**What you need to do**
Where the word "experiment" occurs in a line, return that line.
+++ Stored rows +++
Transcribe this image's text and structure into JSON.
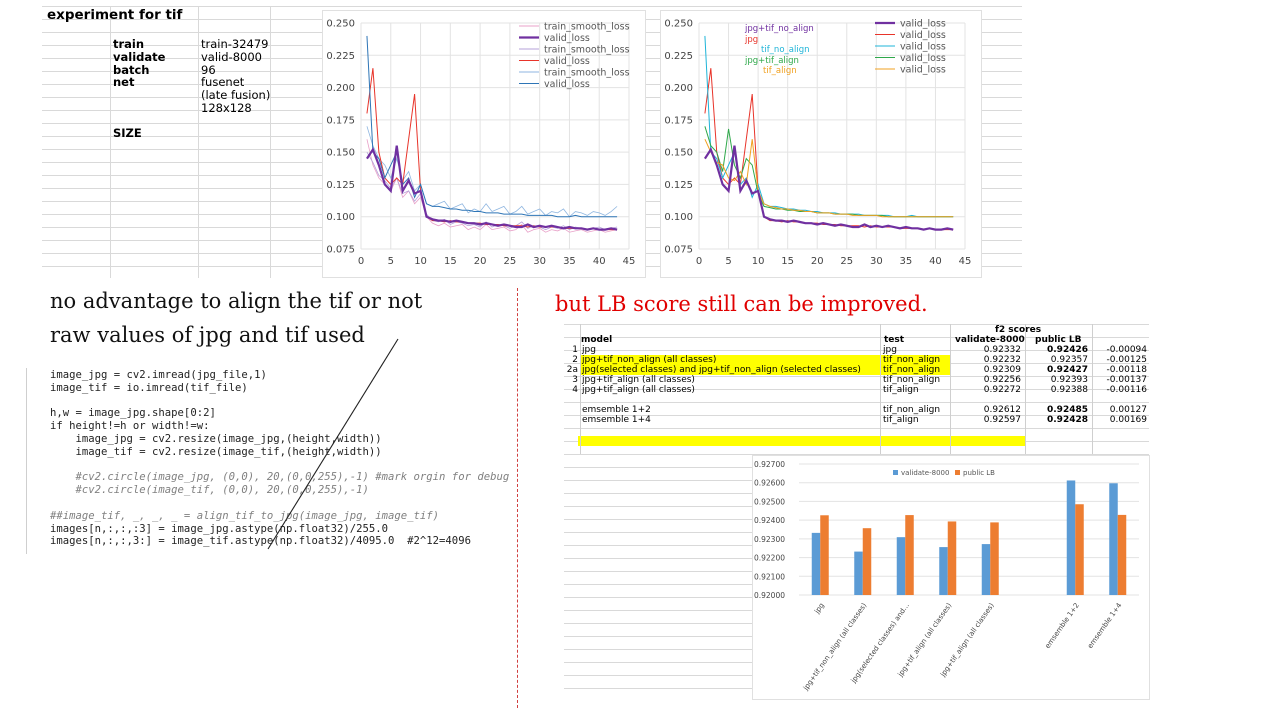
{
  "experiment": {
    "title": "experiment for tif",
    "rows": [
      {
        "label": "train",
        "value": "train-32479"
      },
      {
        "label": "validate",
        "value": "valid-8000"
      },
      {
        "label": "batch",
        "value": "96"
      },
      {
        "label": "net",
        "value": "fusenet"
      },
      {
        "label": "",
        "value": "(late fusion)"
      },
      {
        "label": "",
        "value": "128x128"
      }
    ],
    "size_label": "SIZE"
  },
  "headings": {
    "left1": "no advantage to align the tif or not",
    "left2": "raw values of jpg and tif used",
    "right": "but LB score still can be improved."
  },
  "code": [
    "image_jpg = cv2.imread(jpg_file,1)",
    "image_tif = io.imread(tif_file)",
    "",
    "h,w = image_jpg.shape[0:2]",
    "if height!=h or width!=w:",
    "    image_jpg = cv2.resize(image_jpg,(height,width))",
    "    image_tif = cv2.resize(image_tif,(height,width))",
    "",
    "    #cv2.circle(image_jpg, (0,0), 20,(0,0,255),-1) #mark orgin for debug",
    "    #cv2.circle(image_tif, (0,0), 20,(0,0,255),-1)",
    "",
    "##image_tif, _, _, _ = align_tif_to_jpg(image_jpg, image_tif)",
    "images[n,:,:,:3] = image_jpg.astype(np.float32)/255.0",
    "images[n,:,:,3:] = image_tif.astype(np.float32)/4095.0  #2^12=4096"
  ],
  "scores": {
    "group_header": "f2 scores",
    "columns": [
      "model",
      "test",
      "validate-8000",
      "public LB"
    ],
    "rows": [
      {
        "id": "1",
        "model": "jpg",
        "test": "jpg",
        "validate": "0.92332",
        "lb": "0.92426",
        "diff": "-0.00094",
        "highlight": false,
        "lb_bold": true
      },
      {
        "id": "2",
        "model": "jpg+tif_non_align (all classes)",
        "test": "tif_non_align",
        "validate": "0.92232",
        "lb": "0.92357",
        "diff": "-0.00125",
        "highlight": true,
        "lb_bold": false
      },
      {
        "id": "2a",
        "model": "jpg(selected classes) and jpg+tif_non_align (selected classes)",
        "test": "tif_non_align",
        "validate": "0.92309",
        "lb": "0.92427",
        "diff": "-0.00118",
        "highlight": true,
        "lb_bold": true
      },
      {
        "id": "3",
        "model": "jpg+tif_align (all classes)",
        "test": "tif_non_align",
        "validate": "0.92256",
        "lb": "0.92393",
        "diff": "-0.00137",
        "highlight": false,
        "lb_bold": false
      },
      {
        "id": "4",
        "model": "jpg+tif_align (all classes)",
        "test": "tif_align",
        "validate": "0.92272",
        "lb": "0.92388",
        "diff": "-0.00116",
        "highlight": false,
        "lb_bold": false
      },
      {
        "id": "",
        "model": "",
        "test": "",
        "validate": "",
        "lb": "",
        "diff": "",
        "highlight": false,
        "lb_bold": false
      },
      {
        "id": "",
        "model": "emsemble 1+2",
        "test": "tif_non_align",
        "validate": "0.92612",
        "lb": "0.92485",
        "diff": "0.00127",
        "highlight": false,
        "lb_bold": true
      },
      {
        "id": "",
        "model": "emsemble 1+4",
        "test": "tif_align",
        "validate": "0.92597",
        "lb": "0.92428",
        "diff": "0.00169",
        "highlight": false,
        "lb_bold": true
      }
    ]
  },
  "colors": {
    "purple": "#7030a0",
    "red": "#e8342a",
    "blue": "#2e75b6",
    "pink": "#e8a0c8",
    "lavender": "#b4a0d8",
    "lightblue": "#8fb6e0",
    "cyan": "#1fb4d8",
    "green": "#2ea84a",
    "orange": "#f0a020",
    "barblue": "#5b9bd5",
    "barorange": "#ed7d31"
  },
  "chart_data": [
    {
      "type": "line",
      "title": "",
      "xlim": [
        0,
        45
      ],
      "ylim": [
        0.075,
        0.25
      ],
      "xticks": [
        "0",
        "5",
        "10",
        "15",
        "20",
        "25",
        "30",
        "35",
        "40",
        "45"
      ],
      "yticks": [
        "0.075",
        "0.100",
        "0.125",
        "0.150",
        "0.175",
        "0.200",
        "0.225",
        "0.250"
      ],
      "legend": [
        "train_smooth_loss",
        "valid_loss",
        "train_smooth_loss",
        "valid_loss",
        "train_smooth_loss",
        "valid_loss"
      ],
      "legend_position": "top-right",
      "x": [
        1,
        2,
        3,
        4,
        5,
        6,
        7,
        8,
        9,
        10,
        11,
        12,
        13,
        14,
        15,
        16,
        17,
        18,
        19,
        20,
        21,
        22,
        23,
        24,
        25,
        26,
        27,
        28,
        29,
        30,
        31,
        32,
        33,
        34,
        35,
        36,
        37,
        38,
        39,
        40,
        41,
        42,
        43
      ],
      "series": [
        {
          "name": "valid_loss",
          "color": "purple",
          "width": 2.2,
          "values": [
            0.145,
            0.152,
            0.14,
            0.125,
            0.12,
            0.155,
            0.12,
            0.128,
            0.118,
            0.12,
            0.1,
            0.098,
            0.097,
            0.097,
            0.096,
            0.097,
            0.096,
            0.095,
            0.095,
            0.094,
            0.095,
            0.094,
            0.093,
            0.094,
            0.093,
            0.092,
            0.092,
            0.094,
            0.092,
            0.093,
            0.092,
            0.093,
            0.092,
            0.091,
            0.092,
            0.091,
            0.091,
            0.09,
            0.091,
            0.09,
            0.09,
            0.091,
            0.09
          ]
        },
        {
          "name": "valid_loss",
          "color": "red",
          "width": 1,
          "values": [
            0.18,
            0.215,
            0.15,
            0.13,
            0.125,
            0.13,
            0.125,
            0.16,
            0.195,
            0.12,
            0.1,
            0.097,
            0.097,
            0.096,
            0.097,
            0.096,
            0.096,
            0.095,
            0.095,
            0.095,
            0.094,
            0.094,
            0.094,
            0.093,
            0.093,
            0.093,
            0.093,
            0.092,
            0.093,
            0.092,
            0.092,
            0.092,
            0.092,
            0.091,
            0.091,
            0.091,
            0.091,
            0.09,
            0.091,
            0.09,
            0.09,
            0.09,
            0.09
          ]
        },
        {
          "name": "valid_loss",
          "color": "blue",
          "width": 1,
          "values": [
            0.24,
            0.15,
            0.145,
            0.13,
            0.14,
            0.15,
            0.125,
            0.13,
            0.115,
            0.125,
            0.11,
            0.108,
            0.108,
            0.107,
            0.106,
            0.106,
            0.105,
            0.105,
            0.104,
            0.104,
            0.103,
            0.103,
            0.103,
            0.102,
            0.102,
            0.102,
            0.102,
            0.101,
            0.101,
            0.101,
            0.101,
            0.101,
            0.1,
            0.1,
            0.1,
            0.101,
            0.1,
            0.1,
            0.1,
            0.1,
            0.1,
            0.1,
            0.1
          ]
        },
        {
          "name": "train_smooth_loss",
          "color": "pink",
          "width": 0.8,
          "values": [
            0.16,
            0.14,
            0.13,
            0.125,
            0.12,
            0.13,
            0.115,
            0.12,
            0.11,
            0.115,
            0.1,
            0.095,
            0.093,
            0.095,
            0.092,
            0.093,
            0.094,
            0.09,
            0.092,
            0.09,
            0.094,
            0.09,
            0.091,
            0.092,
            0.089,
            0.09,
            0.094,
            0.088,
            0.09,
            0.091,
            0.088,
            0.09,
            0.089,
            0.091,
            0.088,
            0.089,
            0.09,
            0.088,
            0.089,
            0.09,
            0.088,
            0.089,
            0.09
          ]
        },
        {
          "name": "train_smooth_loss",
          "color": "lavender",
          "width": 0.8,
          "values": [
            0.15,
            0.142,
            0.132,
            0.128,
            0.122,
            0.13,
            0.118,
            0.12,
            0.112,
            0.118,
            0.102,
            0.097,
            0.096,
            0.098,
            0.094,
            0.096,
            0.095,
            0.093,
            0.094,
            0.092,
            0.096,
            0.092,
            0.094,
            0.093,
            0.091,
            0.093,
            0.096,
            0.091,
            0.093,
            0.092,
            0.09,
            0.092,
            0.091,
            0.093,
            0.09,
            0.092,
            0.091,
            0.09,
            0.091,
            0.092,
            0.09,
            0.091,
            0.092
          ]
        },
        {
          "name": "train_smooth_loss",
          "color": "lightblue",
          "width": 0.8,
          "values": [
            0.17,
            0.155,
            0.145,
            0.14,
            0.13,
            0.145,
            0.128,
            0.135,
            0.12,
            0.125,
            0.11,
            0.108,
            0.11,
            0.112,
            0.106,
            0.108,
            0.11,
            0.103,
            0.106,
            0.104,
            0.11,
            0.104,
            0.106,
            0.108,
            0.102,
            0.104,
            0.108,
            0.102,
            0.104,
            0.106,
            0.101,
            0.104,
            0.103,
            0.106,
            0.1,
            0.104,
            0.103,
            0.101,
            0.104,
            0.103,
            0.101,
            0.104,
            0.108
          ]
        }
      ]
    },
    {
      "type": "line",
      "title": "",
      "xlim": [
        0,
        45
      ],
      "ylim": [
        0.075,
        0.25
      ],
      "xticks": [
        "0",
        "5",
        "10",
        "15",
        "20",
        "25",
        "30",
        "35",
        "40",
        "45"
      ],
      "yticks": [
        "0.075",
        "0.100",
        "0.125",
        "0.150",
        "0.175",
        "0.200",
        "0.225",
        "0.250"
      ],
      "legend": [
        "valid_loss",
        "valid_loss",
        "valid_loss",
        "valid_loss",
        "valid_loss"
      ],
      "legend_position": "top-right",
      "annotations": [
        {
          "text": "jpg+tif_no_align",
          "color": "purple"
        },
        {
          "text": "jpg",
          "color": "red"
        },
        {
          "text": "tif_no_align",
          "color": "cyan"
        },
        {
          "text": "jpg+tif_align",
          "color": "green"
        },
        {
          "text": "tif_align",
          "color": "orange"
        }
      ],
      "x": [
        1,
        2,
        3,
        4,
        5,
        6,
        7,
        8,
        9,
        10,
        11,
        12,
        13,
        14,
        15,
        16,
        17,
        18,
        19,
        20,
        21,
        22,
        23,
        24,
        25,
        26,
        27,
        28,
        29,
        30,
        31,
        32,
        33,
        34,
        35,
        36,
        37,
        38,
        39,
        40,
        41,
        42,
        43
      ],
      "series": [
        {
          "name": "valid_loss",
          "color": "purple",
          "width": 2.2,
          "values": [
            0.145,
            0.152,
            0.14,
            0.125,
            0.12,
            0.155,
            0.12,
            0.128,
            0.118,
            0.12,
            0.1,
            0.098,
            0.097,
            0.097,
            0.096,
            0.097,
            0.096,
            0.095,
            0.095,
            0.094,
            0.095,
            0.094,
            0.093,
            0.094,
            0.093,
            0.092,
            0.092,
            0.094,
            0.092,
            0.093,
            0.092,
            0.093,
            0.092,
            0.091,
            0.092,
            0.091,
            0.091,
            0.09,
            0.091,
            0.09,
            0.09,
            0.091,
            0.09
          ]
        },
        {
          "name": "valid_loss",
          "color": "red",
          "width": 1,
          "values": [
            0.18,
            0.215,
            0.15,
            0.13,
            0.125,
            0.13,
            0.125,
            0.16,
            0.195,
            0.12,
            0.1,
            0.097,
            0.097,
            0.096,
            0.097,
            0.096,
            0.096,
            0.095,
            0.095,
            0.095,
            0.094,
            0.094,
            0.094,
            0.093,
            0.093,
            0.093,
            0.093,
            0.092,
            0.093,
            0.092,
            0.092,
            0.092,
            0.092,
            0.091,
            0.091,
            0.091,
            0.091,
            0.09,
            0.091,
            0.09,
            0.09,
            0.09,
            0.09
          ]
        },
        {
          "name": "valid_loss",
          "color": "cyan",
          "width": 1,
          "values": [
            0.24,
            0.15,
            0.145,
            0.13,
            0.14,
            0.15,
            0.125,
            0.13,
            0.115,
            0.125,
            0.11,
            0.108,
            0.108,
            0.107,
            0.106,
            0.106,
            0.105,
            0.105,
            0.104,
            0.104,
            0.103,
            0.103,
            0.103,
            0.102,
            0.102,
            0.102,
            0.102,
            0.101,
            0.101,
            0.101,
            0.101,
            0.101,
            0.1,
            0.1,
            0.1,
            0.101,
            0.1,
            0.1,
            0.1,
            0.1,
            0.1,
            0.1,
            0.1
          ]
        },
        {
          "name": "valid_loss",
          "color": "green",
          "width": 1,
          "values": [
            0.17,
            0.155,
            0.15,
            0.135,
            0.168,
            0.14,
            0.13,
            0.145,
            0.14,
            0.118,
            0.108,
            0.107,
            0.106,
            0.106,
            0.105,
            0.105,
            0.104,
            0.104,
            0.104,
            0.103,
            0.103,
            0.103,
            0.102,
            0.102,
            0.102,
            0.102,
            0.101,
            0.101,
            0.101,
            0.101,
            0.101,
            0.1,
            0.1,
            0.1,
            0.1,
            0.1,
            0.1,
            0.1,
            0.1,
            0.1,
            0.1,
            0.1,
            0.1
          ]
        },
        {
          "name": "valid_loss",
          "color": "orange",
          "width": 1,
          "values": [
            0.16,
            0.15,
            0.142,
            0.14,
            0.13,
            0.128,
            0.135,
            0.125,
            0.16,
            0.12,
            0.11,
            0.108,
            0.107,
            0.106,
            0.106,
            0.105,
            0.105,
            0.104,
            0.104,
            0.103,
            0.103,
            0.103,
            0.102,
            0.102,
            0.102,
            0.101,
            0.101,
            0.101,
            0.101,
            0.101,
            0.1,
            0.1,
            0.1,
            0.1,
            0.1,
            0.1,
            0.1,
            0.1,
            0.1,
            0.1,
            0.1,
            0.1,
            0.1
          ]
        }
      ]
    },
    {
      "type": "bar",
      "title": "",
      "categories": [
        "jpg",
        "jpg+tif_non_align (all classes)",
        "jpg(selected classes) and...",
        "jpg+tif_align (all classes)",
        "jpg+tif_align (all classes)",
        "",
        "emsemble 1+2",
        "emsemble 1+4"
      ],
      "series": [
        {
          "name": "validate-8000",
          "color": "barblue",
          "values": [
            0.92332,
            0.92232,
            0.92309,
            0.92256,
            0.92272,
            null,
            0.92612,
            0.92597
          ]
        },
        {
          "name": "public LB",
          "color": "barorange",
          "values": [
            0.92426,
            0.92357,
            0.92427,
            0.92393,
            0.92388,
            null,
            0.92485,
            0.92428
          ]
        }
      ],
      "ylim": [
        0.92,
        0.927
      ],
      "yticks": [
        "0.92700",
        "0.92600",
        "0.92500",
        "0.92400",
        "0.92300",
        "0.92200",
        "0.92100",
        "0.92000"
      ],
      "grid": true,
      "legend_position": "top"
    }
  ]
}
+++
**Task result**
  "experiment": {
    "title": "experiment for tif",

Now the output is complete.